Work required
Give the data again, word for word.

(Entries from a dataset)
######

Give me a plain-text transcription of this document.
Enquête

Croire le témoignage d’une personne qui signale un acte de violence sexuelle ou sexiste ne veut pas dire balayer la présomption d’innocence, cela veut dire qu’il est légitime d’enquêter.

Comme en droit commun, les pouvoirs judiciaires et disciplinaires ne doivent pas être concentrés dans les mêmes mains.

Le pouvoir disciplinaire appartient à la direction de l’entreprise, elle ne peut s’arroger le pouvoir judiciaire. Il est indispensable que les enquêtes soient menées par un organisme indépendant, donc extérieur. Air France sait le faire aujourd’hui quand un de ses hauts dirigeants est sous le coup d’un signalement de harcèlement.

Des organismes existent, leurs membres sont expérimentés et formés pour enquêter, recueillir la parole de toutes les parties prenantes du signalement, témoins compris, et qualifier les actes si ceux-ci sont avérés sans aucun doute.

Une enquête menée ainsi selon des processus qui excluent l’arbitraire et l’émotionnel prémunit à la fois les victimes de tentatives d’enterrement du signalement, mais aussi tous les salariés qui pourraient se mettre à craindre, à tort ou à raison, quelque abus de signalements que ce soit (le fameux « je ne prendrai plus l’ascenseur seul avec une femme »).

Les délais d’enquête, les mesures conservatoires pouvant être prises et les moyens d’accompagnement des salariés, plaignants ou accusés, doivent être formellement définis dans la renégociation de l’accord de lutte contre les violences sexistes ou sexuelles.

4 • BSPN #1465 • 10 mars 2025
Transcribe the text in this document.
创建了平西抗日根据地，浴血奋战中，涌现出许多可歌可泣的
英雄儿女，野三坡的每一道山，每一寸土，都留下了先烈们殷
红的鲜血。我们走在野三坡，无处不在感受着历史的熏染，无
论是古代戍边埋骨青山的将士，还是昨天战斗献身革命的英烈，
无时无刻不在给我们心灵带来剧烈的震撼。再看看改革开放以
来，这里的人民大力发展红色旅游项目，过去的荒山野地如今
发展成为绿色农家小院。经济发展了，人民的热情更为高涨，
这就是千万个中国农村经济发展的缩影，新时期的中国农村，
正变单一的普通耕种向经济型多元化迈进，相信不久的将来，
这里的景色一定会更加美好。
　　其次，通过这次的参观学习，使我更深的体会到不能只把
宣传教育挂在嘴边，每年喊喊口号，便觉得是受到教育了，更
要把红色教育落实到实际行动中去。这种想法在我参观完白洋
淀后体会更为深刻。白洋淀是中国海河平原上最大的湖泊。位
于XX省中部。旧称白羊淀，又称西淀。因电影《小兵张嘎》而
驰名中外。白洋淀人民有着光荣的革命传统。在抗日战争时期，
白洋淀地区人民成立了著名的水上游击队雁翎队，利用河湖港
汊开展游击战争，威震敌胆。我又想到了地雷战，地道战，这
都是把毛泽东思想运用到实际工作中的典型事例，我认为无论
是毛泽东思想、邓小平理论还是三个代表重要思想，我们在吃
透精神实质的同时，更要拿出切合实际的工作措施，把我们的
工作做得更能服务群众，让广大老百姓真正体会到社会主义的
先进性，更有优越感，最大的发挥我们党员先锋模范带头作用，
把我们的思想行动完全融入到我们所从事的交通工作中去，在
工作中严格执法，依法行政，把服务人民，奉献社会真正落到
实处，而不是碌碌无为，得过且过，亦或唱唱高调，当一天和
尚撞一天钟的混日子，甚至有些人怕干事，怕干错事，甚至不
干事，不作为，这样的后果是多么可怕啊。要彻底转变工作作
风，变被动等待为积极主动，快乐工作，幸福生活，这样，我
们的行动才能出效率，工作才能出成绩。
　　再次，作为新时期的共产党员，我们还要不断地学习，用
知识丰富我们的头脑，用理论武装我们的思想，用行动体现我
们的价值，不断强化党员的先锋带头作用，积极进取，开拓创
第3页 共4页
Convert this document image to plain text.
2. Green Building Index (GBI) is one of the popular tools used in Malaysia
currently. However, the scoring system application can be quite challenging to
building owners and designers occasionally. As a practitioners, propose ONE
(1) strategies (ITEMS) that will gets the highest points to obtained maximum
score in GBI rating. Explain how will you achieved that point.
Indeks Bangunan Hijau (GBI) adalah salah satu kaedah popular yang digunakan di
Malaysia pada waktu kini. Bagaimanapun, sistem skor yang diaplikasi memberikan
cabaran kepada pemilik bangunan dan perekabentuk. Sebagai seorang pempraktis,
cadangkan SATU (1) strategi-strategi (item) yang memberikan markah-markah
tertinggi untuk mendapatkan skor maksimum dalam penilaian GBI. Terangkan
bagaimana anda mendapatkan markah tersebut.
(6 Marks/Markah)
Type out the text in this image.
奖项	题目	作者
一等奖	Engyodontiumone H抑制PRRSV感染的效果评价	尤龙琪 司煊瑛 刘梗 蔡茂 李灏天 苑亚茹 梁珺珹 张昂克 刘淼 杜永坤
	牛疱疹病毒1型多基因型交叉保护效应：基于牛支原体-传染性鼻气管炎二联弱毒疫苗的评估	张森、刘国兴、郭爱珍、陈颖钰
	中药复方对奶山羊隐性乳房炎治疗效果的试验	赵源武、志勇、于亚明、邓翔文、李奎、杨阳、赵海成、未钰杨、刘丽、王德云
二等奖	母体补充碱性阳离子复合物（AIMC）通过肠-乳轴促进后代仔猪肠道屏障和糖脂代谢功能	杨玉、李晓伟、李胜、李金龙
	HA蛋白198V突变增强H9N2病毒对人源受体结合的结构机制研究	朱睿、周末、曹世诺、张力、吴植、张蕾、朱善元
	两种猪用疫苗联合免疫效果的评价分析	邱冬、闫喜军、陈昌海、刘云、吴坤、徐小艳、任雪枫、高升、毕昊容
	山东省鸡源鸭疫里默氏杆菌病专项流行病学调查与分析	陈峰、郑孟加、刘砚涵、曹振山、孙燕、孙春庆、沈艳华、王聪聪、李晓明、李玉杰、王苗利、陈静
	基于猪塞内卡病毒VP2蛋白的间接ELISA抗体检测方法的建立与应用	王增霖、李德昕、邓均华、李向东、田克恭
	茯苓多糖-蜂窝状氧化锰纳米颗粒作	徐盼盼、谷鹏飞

######

Result
Give me a plain-text transcription of this document.
Enquête

Croire le témoignage d’une personne qui signale un acte de violence sexuelle ou sexiste ne veut pas dire balayer la présomption d’innocence, cela veut dire qu’il est légitime d’enquêter.

Comme en droit commun, les pouvoirs judiciaires et disciplinaires ne doivent pas être concentrés dans les mêmes mains.

Le pouvoir disciplinaire appartient à la direction de l’entreprise, elle ne peut s’arroger le pouvoir judiciaire. Il est indispensable que les enquêtes soient menées par un organisme indépendant, donc extérieur. Air France sait le faire aujourd’hui quand un de ses hauts dirigeants est sous le coup d’un signalement de harcèlement.

Des organismes existent, leurs membres sont expérimentés et formés pour enquêter, recueillir la parole de toutes les parties prenantes du signalement, témoins compris, et qualifier les actes si ceux-ci sont avérés sans aucun doute.

Une enquête menée ainsi selon des processus qui excluent l’arbitraire et l’émotionnel prémunit à la fois les victimes de tentatives d’enterrement du signalement, mais aussi tous les salariés qui pourraient se mettre à craindre, à tort ou à raison, quelque abus de signalements que ce soit (le fameux « je ne prendrai plus l’ascenseur seul avec une femme »).

Les délais d’enquête, les mesures conservatoires pouvant être prises et les moyens d’accompagnement des salariés, plaignants ou accusés, doivent être formellement définis dans la renégociation de l’accord de lutte contre les violences sexistes ou sexuelles.

4 • BSPN #1465 • 10 mars 2025
Transcribe the text in this document.
创建了平西抗日根据地，浴血奋战中，涌现出许多可歌可泣的
英雄儿女，野三坡的每一道山，每一寸土，都留下了先烈们殷
红的鲜血。我们走在野三坡，无处不在感受着历史的熏染，无
论是古代戍边埋骨青山的将士，还是昨天战斗献身革命的英烈，
无时无刻不在给我们心灵带来剧烈的震撼。再看看改革开放以
来，这里的人民大力发展红色旅游项目，过去的荒山野地如今
发展成为绿色农家小院。经济发展了，人民的热情更为高涨，
这就是千万个中国农村经济发展的缩影，新时期的中国农村，
正变单一的普通耕种向经济型多元化迈进，相信不久的将来，
这里的景色一定会更加美好。
　　其次，通过这次的参观学习，使我更深的体会到不能只把
宣传教育挂在嘴边，每年喊喊口号，便觉得是受到教育了，更
要把红色教育落实到实际行动中去。这种想法在我参观完白洋
淀后体会更为深刻。白洋淀是中国海河平原上最大的湖泊。位
于XX省中部。旧称白羊淀，又称西淀。因电影《小兵张嘎》而
驰名中外。白洋淀人民有着光荣的革命传统。在抗日战争时期，
白洋淀地区人民成立了著名的水上游击队雁翎队，利用河湖港
汊开展游击战争，威震敌胆。我又想到了地雷战，地道战，这
都是把毛泽东思想运用到实际工作中的典型事例，我认为无论
是毛泽东思想、邓小平理论还是三个代表重要思想，我们在吃
透精神实质的同时，更要拿出切合实际的工作措施，把我们的
工作做得更能服务群众，让广大老百姓真正体会到社会主义的
先进性，更有优越感，最大的发挥我们党员先锋模范带头作用，
把我们的思想行动完全融入到我们所从事的交通工作中去，在
工作中严格执法，依法行政，把服务人民，奉献社会真正落到
实处，而不是碌碌无为，得过且过，亦或唱唱高调，当一天和
尚撞一天钟的混日子，甚至有些人怕干事，怕干错事，甚至不
干事，不作为，这样的后果是多么可怕啊。要彻底转变工作作
风，变被动等待为积极主动，快乐工作，幸福生活，这样，我
们的行动才能出效率，工作才能出成绩。
　　再次，作为新时期的共产党员，我们还要不断地学习，用
知识丰富我们的头脑，用理论武装我们的思想，用行动体现我
们的价值，不断强化党员的先锋带头作用，积极进取，开拓创
第3页 共4页
Convert this document image to plain text.
2. Green Building Index (GBI) is one of the popular tools used in Malaysia
currently. However, the scoring system application can be quite challenging to
building owners and designers occasionally. As a practitioners, propose ONE
(1) strategies (ITEMS) that will gets the highest points to obtained maximum
score in GBI rating. Explain how will you achieved that point.
Indeks Bangunan Hijau (GBI) adalah salah satu kaedah popular yang digunakan di
Malaysia pada waktu kini. Bagaimanapun, sistem skor yang diaplikasi memberikan
cabaran kepada pemilik bangunan dan perekabentuk. Sebagai seorang pempraktis,
cadangkan SATU (1) strategi-strategi (item) yang memberikan markah-markah
tertinggi untuk mendapatkan skor maksimum dalam penilaian GBI. Terangkan
bagaimana anda mendapatkan markah tersebut.
(6 Marks/Markah)
Type out the text in this image.
奖项	题目	作者
一等奖	Engyodontiumone H抑制PRRSV感染的效果评价	尤龙琪 司煊瑛 刘梗 蔡茂 李灏天 苑亚茹 梁珺珹 张昂克 刘淼 杜永坤
	牛疱疹病毒1型多基因型交叉保护效应：基于牛支原体-传染性鼻气管炎二联弱毒疫苗的评估	张森、刘国兴、郭爱珍、陈颖钰
	中药复方对奶山羊隐性乳房炎治疗效果的试验	赵源武、志勇、于亚明、邓翔文、李奎、杨阳、赵海成、未钰杨、刘丽、王德云
二等奖	母体补充碱性阳离子复合物（AIMC）通过肠-乳轴促进后代仔猪肠道屏障和糖脂代谢功能	杨玉、李晓伟、李胜、李金龙
	HA蛋白198V突变增强H9N2病毒对人源受体结合的结构机制研究	朱睿、周末、曹世诺、张力、吴植、张蕾、朱善元
	两种猪用疫苗联合免疫效果的评价分析	邱冬、闫喜军、陈昌海、刘云、吴坤、徐小艳、任雪枫、高升、毕昊容
	山东省鸡源鸭疫里默氏杆菌病专项流行病学调查与分析	陈峰、郑孟加、刘砚涵、曹振山、孙燕、孙春庆、沈艳华、王聪聪、李晓明、李玉杰、王苗利、陈静
	基于猪塞内卡病毒VP2蛋白的间接ELISA抗体检测方法的建立与应用	王增霖、李德昕、邓均华、李向东、田克恭
	茯苓多糖-蜂窝状氧化锰纳米颗粒作	徐盼盼、谷鹏飞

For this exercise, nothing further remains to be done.